**Task prompt:** Count the lines in the listing below that contain the string "slice", and reply with the number alone.

**Given entries:**
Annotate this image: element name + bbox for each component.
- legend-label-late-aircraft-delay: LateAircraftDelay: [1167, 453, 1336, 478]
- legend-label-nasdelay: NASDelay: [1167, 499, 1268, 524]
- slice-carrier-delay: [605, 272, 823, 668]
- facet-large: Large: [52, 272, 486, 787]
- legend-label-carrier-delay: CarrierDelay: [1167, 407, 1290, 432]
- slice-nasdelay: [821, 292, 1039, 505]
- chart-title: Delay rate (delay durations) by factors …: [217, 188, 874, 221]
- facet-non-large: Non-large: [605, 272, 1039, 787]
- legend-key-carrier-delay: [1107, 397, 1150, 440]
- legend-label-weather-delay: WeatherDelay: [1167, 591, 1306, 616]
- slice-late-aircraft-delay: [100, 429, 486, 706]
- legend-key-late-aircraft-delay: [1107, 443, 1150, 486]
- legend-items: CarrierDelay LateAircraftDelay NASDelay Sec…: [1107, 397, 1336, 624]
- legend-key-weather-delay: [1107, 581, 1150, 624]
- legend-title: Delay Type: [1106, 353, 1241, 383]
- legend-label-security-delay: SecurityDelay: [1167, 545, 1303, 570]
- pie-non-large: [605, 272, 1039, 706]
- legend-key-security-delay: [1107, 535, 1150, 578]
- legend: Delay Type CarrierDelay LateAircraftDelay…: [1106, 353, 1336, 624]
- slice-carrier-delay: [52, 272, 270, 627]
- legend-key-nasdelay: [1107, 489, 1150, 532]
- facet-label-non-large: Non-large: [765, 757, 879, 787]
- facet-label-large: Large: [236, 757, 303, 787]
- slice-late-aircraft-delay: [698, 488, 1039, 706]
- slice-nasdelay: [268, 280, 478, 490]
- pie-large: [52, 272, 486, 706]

**Exercise result:** 6